- Source document:
+ + + +

Import sklearn2pmml generated .pmml back into ScikitLearn or Python

6.9k Views Asked by At

Apologies if this may have been answered somewhere but I've been looking for about an hour and can't find a good answer.

I have a simple Logistic Regression model trained in Scikit-Learn that I'm exporting to a .pmml file.

  from sklearn2pmml import PMMLPipeline, sklearn2pmml
  my_pipeline = PMMLPipeline(
  ( classifier", LogisticRegression() )
      )
  my_pipeline.fit(blah blah)
  sklearn2pmml(my_pipeline, "filename.pmml")

etc....

So what I'm wondering is if/how I can import this file back into Python (2.7 preferably) or Scikit-Learn to use as I would in Java/Scala. Something along the lines of

"import (filename.pmml) as pm pm.predict(data)

Thanks for any help!

4

There are 4 best solutions below

2
On BEST ANSWER

Scikit-learn does not offer support for importing PMML files, so what you're trying to achieve cannot be done I'm afraid.

The concept of using libraries such as sklearn2pmml is really to extend the functionality that sklearn does not have when it comes to supporting the model export to a PMML format.

Typically, those who use sklearn2pmml are really looking to re-use the PMML models in other platforms (e.g. IBM's SPSS, Apache Spark ML, Weka or any other consumer as listed in the Data Mining Group's website).

If you're looking to save a model created with scikit-learn and re-use it afterwards with scikit-learn as well then you should explore its native persistence model mechanism named Pickle, which uses a binary data format.

+ + + +

Visual layout records:
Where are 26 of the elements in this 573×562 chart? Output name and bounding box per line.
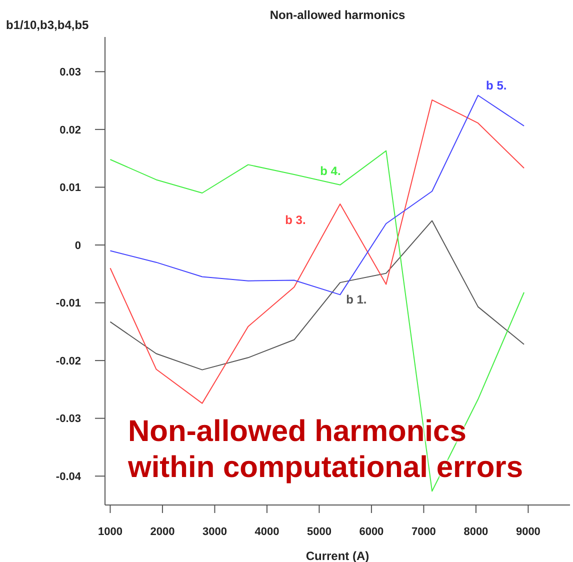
series-label: b 4. [320,164,341,178]
y-tick-label: 0 [74,240,81,252]
line-series [110,99,525,404]
x-tick-label: 1000 [98,526,122,538]
y-tick-label: -0.02 [56,355,81,368]
y-axis-title: b1/10,b3,b4,b5 [6,18,89,32]
x-tick-label: 5000 [306,526,332,538]
line-series [110,94,525,296]
y-tick-label: 0.02 [60,124,81,136]
y-tick-label: -0.04 [56,471,82,484]
x-tick-label: 2000 [150,526,175,538]
x-tick-label: 6000 [359,526,384,538]
y-tick-label: 0.03 [60,66,81,79]
series-label: b 5. [486,78,507,92]
chart-title: Non-allowed harmonics [268,8,406,22]
x-tick-label: 3000 [202,526,227,538]
x-tick-label: 4000 [254,526,280,538]
x-tick-label: 8000 [464,526,488,538]
y-tick-label: -0.03 [56,413,81,426]
series-label: b 1. [346,292,367,306]
y-tick-label: 0.01 [60,182,81,194]
y-tick-label: -0.01 [56,298,81,310]
line-series [110,150,525,492]
x-tick-label: 9000 [516,526,540,538]
x-tick-label: 7000 [411,526,436,538]
series-label: b 3. [285,212,306,227]
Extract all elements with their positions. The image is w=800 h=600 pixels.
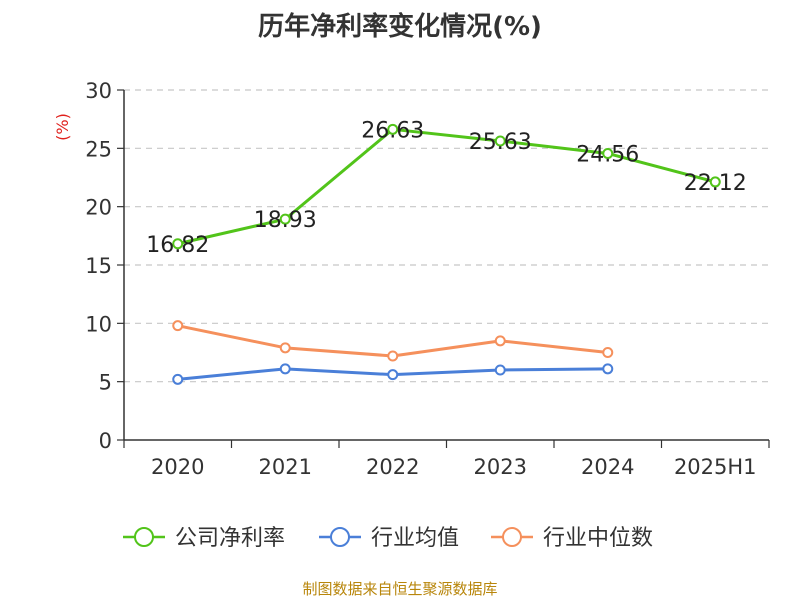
x-tick-label: 2020 [151,455,204,479]
grid-lines [124,89,769,383]
legend-item[interactable]: 公司净利率 [123,526,285,551]
data-labels: 16.82 18.93 26.63 25.63 24.56 22.12 [146,118,746,257]
axes: 0 5 10 15 20 25 30 2020 2021 2022 2023 2024 2025H1 [85,79,770,479]
x-tick-label: 2024 [581,455,634,479]
x-tick-label: 2025H1 [674,455,757,479]
data-point [172,373,184,385]
legend[interactable]: 公司净利率 行业均值 行业中位数 [123,526,653,551]
legend-label: 行业均值 [371,526,459,551]
x-tick-label: 2022 [366,455,419,479]
legend-label: 公司净利率 [175,526,285,551]
x-tick-label: 2023 [474,455,527,479]
legend-item[interactable]: 行业均值 [319,526,459,551]
data-point [602,147,614,159]
data-point [387,123,399,135]
chart-title: 历年净利率变化情况(%) [258,12,542,42]
legend-marker [330,527,350,547]
legend-item[interactable]: 行业中位数 [491,526,653,551]
data-label: 16.82 [146,233,209,258]
data-point [602,347,614,358]
legend-label: 行业中位数 [543,526,653,551]
data-label: 24.56 [576,142,639,167]
data-point [494,135,506,147]
data-label: 25.63 [469,130,532,155]
data-label: 18.93 [254,208,317,233]
data-point [602,363,614,375]
source-note: 制图数据来自恒生聚源数据库 [302,580,498,598]
y-tick-label: 10 [85,312,112,336]
data-point [494,364,506,376]
data-point [172,320,184,332]
data-label: 22.12 [684,171,747,196]
y-tick-label: 30 [85,79,112,103]
series [172,123,721,385]
y-axis-label: (%) [53,113,72,141]
y-tick-label: 25 [85,137,112,161]
y-tick-label: 5 [99,371,112,395]
legend-marker [502,527,522,547]
data-point [279,342,291,354]
x-tick-label: 2021 [259,455,312,479]
y-tick-label: 0 [99,429,112,453]
data-point [172,238,184,250]
data-point [494,335,506,347]
series-line [177,127,716,246]
y-tick-label: 15 [85,254,112,278]
data-point [279,213,291,225]
legend-marker [134,527,154,547]
data-point [279,363,291,375]
y-tick-label: 20 [85,196,112,220]
data-point [387,369,399,381]
data-point [387,350,399,362]
data-point [709,176,721,188]
data-label: 26.63 [361,118,424,143]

+ + + +

- Required work:
A) In the entries, swap "data-point" for "point-marker" in the lines starting at the one containing "x-tick-label: 2020 [151,455,204,479]" and ending at the one containing "data-point [494,335,506,347]", and return only those lines with nothing else changed.
B) Extend the PMML import thread by writing what comes next after its final sentence.
The PMML import thread and the entries have no connection to each other.

- Answers for the exercise:
A)
x-tick-label: 2020 [151,455,204,479]
grid-lines [124,89,769,383]
legend-item[interactable]: 公司净利率 [123,526,285,551]
data-labels: 16.82 18.93 26.63 25.63 24.56 22.12 [146,118,746,257]
axes: 0 5 10 15 20 25 30 2020 2021 2022 2023 2024 2025H1 [85,79,770,479]
x-tick-label: 2024 [581,455,634,479]
x-tick-label: 2025H1 [674,455,757,479]
point-marker [172,373,184,385]
legend[interactable]: 公司净利率 行业均值 行业中位数 [123,526,653,551]
legend-label: 行业均值 [371,526,459,551]
x-tick-label: 2022 [366,455,419,479]
legend-label: 公司净利率 [175,526,285,551]
x-tick-label: 2023 [474,455,527,479]
legend-item[interactable]: 行业均值 [319,526,459,551]
point-marker [602,147,614,159]
point-marker [387,123,399,135]
chart-title: 历年净利率变化情况(%) [258,12,542,42]
legend-marker [330,527,350,547]
legend-item[interactable]: 行业中位数 [491,526,653,551]
data-label: 16.82 [146,233,209,258]
point-marker [602,347,614,358]
legend-label: 行业中位数 [543,526,653,551]
data-label: 24.56 [576,142,639,167]
point-marker [494,135,506,147]
data-label: 25.63 [469,130,532,155]
data-label: 18.93 [254,208,317,233]
point-marker [602,363,614,375]
source-note: 制图数据来自恒生聚源数据库 [302,580,498,598]
y-tick-label: 10 [85,312,112,336]
point-marker [494,364,506,376]
point-marker [172,320,184,332]
data-label: 22.12 [684,171,747,196]
y-tick-label: 30 [85,79,112,103]
series [172,123,721,385]
y-axis-label: (%) [53,113,72,141]
y-tick-label: 25 [85,137,112,161]
y-tick-label: 5 [99,371,112,395]
legend-marker [502,527,522,547]
point-marker [279,342,291,354]
x-tick-label: 2021 [259,455,312,479]
y-tick-label: 0 [99,429,112,453]
point-marker [172,238,184,250]
point-marker [494,335,506,347]

B)
You can read more about how to save/load models in Pickle format (together with its known issues) here.

0
On

I believe you can Import/Export a pmml file with python. After you load back your model you can predict again with out any problem. However output file formats can differ, like 1d array, or nxn panda tables etc.

from sklearn2pmml import make_pmml_pipeline, sklearn2pmml
from pypmml import Model

#Extract as pmml
yourModelPipeline = make_pmml_pipeline(yourModelObjectGoesHere)
sklearn2pmml(yourModelPipeline, "yourModel.pmml")

#Load from pmml
yourModelLoaded = Model.fromFile('yourModel.pmml')
prediction = yourModelLoaded.predict(yourPredictionDataSet)

Lastly reproducing result make take long time, don't let it discourage you :). I would like to share developers comment about the issue: https://github.com/autodeployai/pypmml/issues/53

0
On

You could use PyPMML to make predictions on a new dataset using PMML in Python, for example:

from pypmml import Model

model = Model.fromFile('the/pmml/file/path')
result = model.predict(data)

The data could be dict, json, Series or DataFrame of Pandas.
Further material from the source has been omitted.